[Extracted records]
#####
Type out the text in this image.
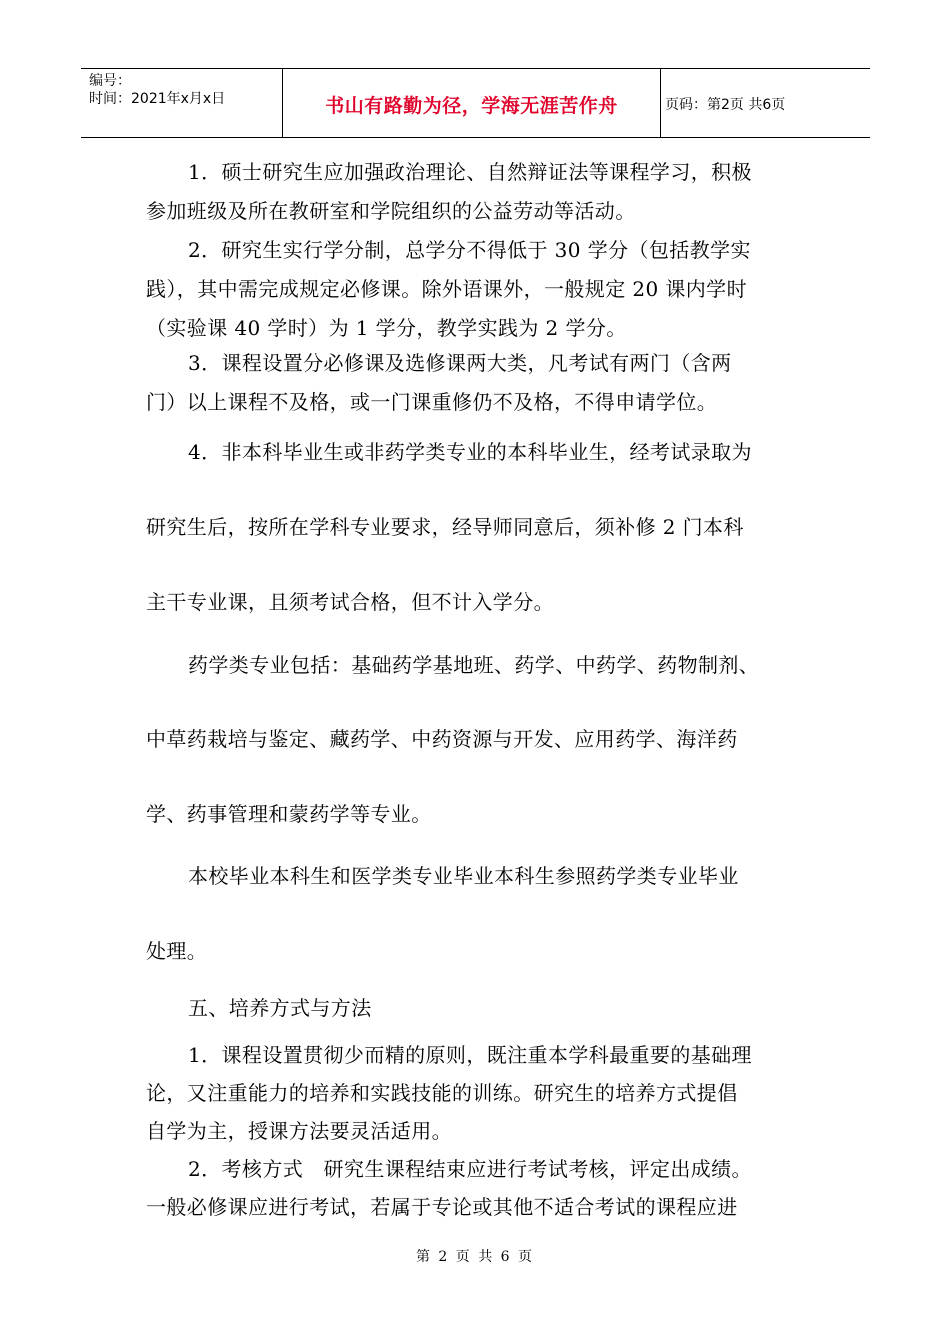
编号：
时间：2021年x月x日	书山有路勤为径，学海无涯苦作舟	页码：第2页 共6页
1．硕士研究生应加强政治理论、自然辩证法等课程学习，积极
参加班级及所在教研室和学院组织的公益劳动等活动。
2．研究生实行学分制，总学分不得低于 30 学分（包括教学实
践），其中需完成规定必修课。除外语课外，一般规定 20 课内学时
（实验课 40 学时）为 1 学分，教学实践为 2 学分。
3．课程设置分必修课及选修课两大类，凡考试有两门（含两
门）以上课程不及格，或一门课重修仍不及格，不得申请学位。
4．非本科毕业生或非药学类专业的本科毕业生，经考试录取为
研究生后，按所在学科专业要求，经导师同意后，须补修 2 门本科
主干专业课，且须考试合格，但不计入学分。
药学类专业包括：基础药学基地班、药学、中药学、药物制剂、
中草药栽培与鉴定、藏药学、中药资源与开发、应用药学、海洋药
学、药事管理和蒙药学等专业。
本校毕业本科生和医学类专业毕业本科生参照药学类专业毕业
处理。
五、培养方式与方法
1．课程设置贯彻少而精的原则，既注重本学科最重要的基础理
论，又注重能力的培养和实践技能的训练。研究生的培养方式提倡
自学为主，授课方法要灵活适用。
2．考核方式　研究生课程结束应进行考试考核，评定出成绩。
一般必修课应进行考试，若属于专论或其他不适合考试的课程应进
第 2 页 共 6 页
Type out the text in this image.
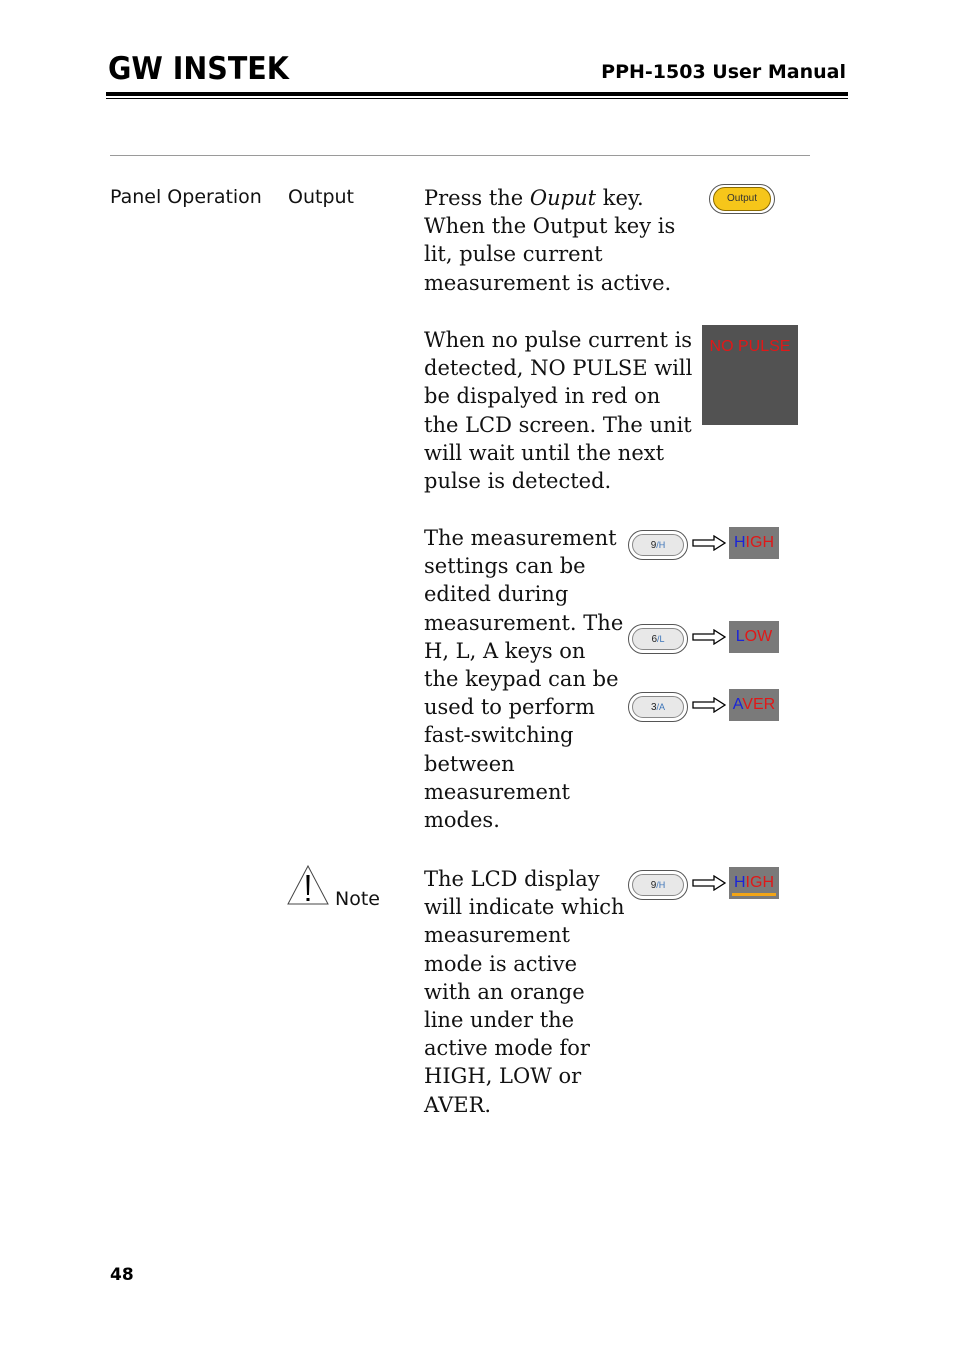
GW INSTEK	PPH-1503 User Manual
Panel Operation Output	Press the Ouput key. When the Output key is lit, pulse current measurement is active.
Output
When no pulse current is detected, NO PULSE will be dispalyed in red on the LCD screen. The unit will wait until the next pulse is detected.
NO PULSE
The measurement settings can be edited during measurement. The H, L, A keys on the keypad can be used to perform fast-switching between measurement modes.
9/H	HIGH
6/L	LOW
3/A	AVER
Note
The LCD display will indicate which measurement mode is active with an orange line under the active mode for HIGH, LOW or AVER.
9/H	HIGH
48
#####
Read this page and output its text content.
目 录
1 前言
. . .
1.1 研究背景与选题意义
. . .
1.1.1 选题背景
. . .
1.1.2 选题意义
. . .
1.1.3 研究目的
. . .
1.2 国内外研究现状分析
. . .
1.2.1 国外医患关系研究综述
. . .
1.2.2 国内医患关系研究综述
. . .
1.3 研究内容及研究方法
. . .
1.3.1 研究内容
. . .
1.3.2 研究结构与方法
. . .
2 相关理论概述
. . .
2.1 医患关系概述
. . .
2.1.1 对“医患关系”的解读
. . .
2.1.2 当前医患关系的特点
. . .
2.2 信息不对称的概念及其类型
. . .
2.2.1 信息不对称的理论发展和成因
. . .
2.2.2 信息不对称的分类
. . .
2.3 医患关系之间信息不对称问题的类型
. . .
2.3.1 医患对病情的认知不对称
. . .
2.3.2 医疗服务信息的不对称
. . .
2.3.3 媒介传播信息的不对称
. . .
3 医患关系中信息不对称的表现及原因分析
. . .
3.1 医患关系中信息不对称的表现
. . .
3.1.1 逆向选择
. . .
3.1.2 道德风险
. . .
#####
What the exercise asks
In the entries above, find lines with "When" and copy each.

Written solution
Panel Operation Output	Press the Ouput key. When the Output key is lit, pulse current measurement is active.
When no pulse current is detected, NO PULSE will be dispalyed in red on the LCD screen. The unit will wait until the next pulse is detected.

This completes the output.